**RECORDS SUPPLIED:**
__________________________________________________

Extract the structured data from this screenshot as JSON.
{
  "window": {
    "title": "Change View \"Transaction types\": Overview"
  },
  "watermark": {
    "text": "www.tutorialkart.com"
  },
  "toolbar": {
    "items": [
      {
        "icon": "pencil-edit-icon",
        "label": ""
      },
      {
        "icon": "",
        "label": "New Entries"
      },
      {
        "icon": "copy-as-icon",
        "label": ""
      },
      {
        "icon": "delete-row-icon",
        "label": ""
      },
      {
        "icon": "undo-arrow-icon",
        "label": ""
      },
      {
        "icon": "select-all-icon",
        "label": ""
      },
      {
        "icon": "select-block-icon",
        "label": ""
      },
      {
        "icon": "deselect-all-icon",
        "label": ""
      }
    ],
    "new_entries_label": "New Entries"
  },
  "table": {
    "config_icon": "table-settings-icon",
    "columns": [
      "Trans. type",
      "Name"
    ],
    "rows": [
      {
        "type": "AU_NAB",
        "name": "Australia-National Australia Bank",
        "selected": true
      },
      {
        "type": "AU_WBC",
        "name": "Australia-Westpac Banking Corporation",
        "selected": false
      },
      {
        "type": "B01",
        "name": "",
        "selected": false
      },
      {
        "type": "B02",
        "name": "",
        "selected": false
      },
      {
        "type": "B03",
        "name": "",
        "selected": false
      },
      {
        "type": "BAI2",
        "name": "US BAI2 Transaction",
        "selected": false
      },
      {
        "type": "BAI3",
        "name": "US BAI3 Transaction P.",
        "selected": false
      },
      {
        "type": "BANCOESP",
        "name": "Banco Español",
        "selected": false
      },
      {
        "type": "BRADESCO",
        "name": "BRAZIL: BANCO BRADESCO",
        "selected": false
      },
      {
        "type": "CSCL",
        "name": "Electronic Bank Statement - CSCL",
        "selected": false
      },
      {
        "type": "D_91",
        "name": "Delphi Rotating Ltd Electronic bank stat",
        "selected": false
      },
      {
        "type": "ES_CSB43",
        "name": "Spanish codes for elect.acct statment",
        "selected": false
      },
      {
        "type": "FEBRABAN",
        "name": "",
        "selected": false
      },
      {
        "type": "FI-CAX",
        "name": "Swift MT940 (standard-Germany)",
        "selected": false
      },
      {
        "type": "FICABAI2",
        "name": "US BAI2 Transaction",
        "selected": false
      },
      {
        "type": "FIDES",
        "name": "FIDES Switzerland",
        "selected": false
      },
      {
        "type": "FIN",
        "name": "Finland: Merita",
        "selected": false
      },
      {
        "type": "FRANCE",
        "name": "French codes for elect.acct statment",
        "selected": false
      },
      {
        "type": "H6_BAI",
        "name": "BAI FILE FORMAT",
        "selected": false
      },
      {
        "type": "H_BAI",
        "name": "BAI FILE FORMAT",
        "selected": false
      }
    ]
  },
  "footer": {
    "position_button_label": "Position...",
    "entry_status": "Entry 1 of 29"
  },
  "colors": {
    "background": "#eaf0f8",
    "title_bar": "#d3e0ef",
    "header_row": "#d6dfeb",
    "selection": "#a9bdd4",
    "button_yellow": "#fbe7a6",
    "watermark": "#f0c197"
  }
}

__________________________________________________

**DIRECTIONS FOR THIS TASK:** Reproduce every record, matching each line exactly.

**EXERCISE RESPONSE:**
Extract the structured data from this screenshot as JSON.
{
  "window": {
    "title": "Change View \"Transaction types\": Overview"
  },
  "watermark": {
    "text": "www.tutorialkart.com"
  },
  "toolbar": {
    "items": [
      {
        "icon": "pencil-edit-icon",
        "label": ""
      },
      {
        "icon": "",
        "label": "New Entries"
      },
      {
        "icon": "copy-as-icon",
        "label": ""
      },
      {
        "icon": "delete-row-icon",
        "label": ""
      },
      {
        "icon": "undo-arrow-icon",
        "label": ""
      },
      {
        "icon": "select-all-icon",
        "label": ""
      },
      {
        "icon": "select-block-icon",
        "label": ""
      },
      {
        "icon": "deselect-all-icon",
        "label": ""
      }
    ],
    "new_entries_label": "New Entries"
  },
  "table": {
    "config_icon": "table-settings-icon",
    "columns": [
      "Trans. type",
      "Name"
    ],
    "rows": [
      {
        "type": "AU_NAB",
        "name": "Australia-National Australia Bank",
        "selected": true
      },
      {
        "type": "AU_WBC",
        "name": "Australia-Westpac Banking Corporation",
        "selected": false
      },
      {
        "type": "B01",
        "name": "",
        "selected": false
      },
      {
        "type": "B02",
        "name": "",
        "selected": false
      },
      {
        "type": "B03",
        "name": "",
        "selected": false
      },
      {
        "type": "BAI2",
        "name": "US BAI2 Transaction",
        "selected": false
      },
      {
        "type": "BAI3",
        "name": "US BAI3 Transaction P.",
        "selected": false
      },
      {
        "type": "BANCOESP",
        "name": "Banco Español",
        "selected": false
      },
      {
        "type": "BRADESCO",
        "name": "BRAZIL: BANCO BRADESCO",
        "selected": false
      },
      {
        "type": "CSCL",
        "name": "Electronic Bank Statement - CSCL",
        "selected": false
      },
      {
        "type": "D_91",
        "name": "Delphi Rotating Ltd Electronic bank stat",
        "selected": false
      },
      {
        "type": "ES_CSB43",
        "name": "Spanish codes for elect.acct statment",
        "selected": false
      },
      {
        "type": "FEBRABAN",
        "name": "",
        "selected": false
      },
      {
        "type": "FI-CAX",
        "name": "Swift MT940 (standard-Germany)",
        "selected": false
      },
      {
        "type": "FICABAI2",
        "name": "US BAI2 Transaction",
        "selected": false
      },
      {
        "type": "FIDES",
        "name": "FIDES Switzerland",
        "selected": false
      },
      {
        "type": "FIN",
        "name": "Finland: Merita",
        "selected": false
      },
      {
        "type": "FRANCE",
        "name": "French codes for elect.acct statment",
        "selected": false
      },
      {
        "type": "H6_BAI",
        "name": "BAI FILE FORMAT",
        "selected": false
      },
      {
        "type": "H_BAI",
        "name": "BAI FILE FORMAT",
        "selected": false
      }
    ]
  },
  "footer": {
    "position_button_label": "Position...",
    "entry_status": "Entry 1 of 29"
  },
  "colors": {
    "background": "#eaf0f8",
    "title_bar": "#d3e0ef",
    "header_row": "#d6dfeb",
    "selection": "#a9bdd4",
    "button_yellow": "#fbe7a6",
    "watermark": "#f0c197"
  }
}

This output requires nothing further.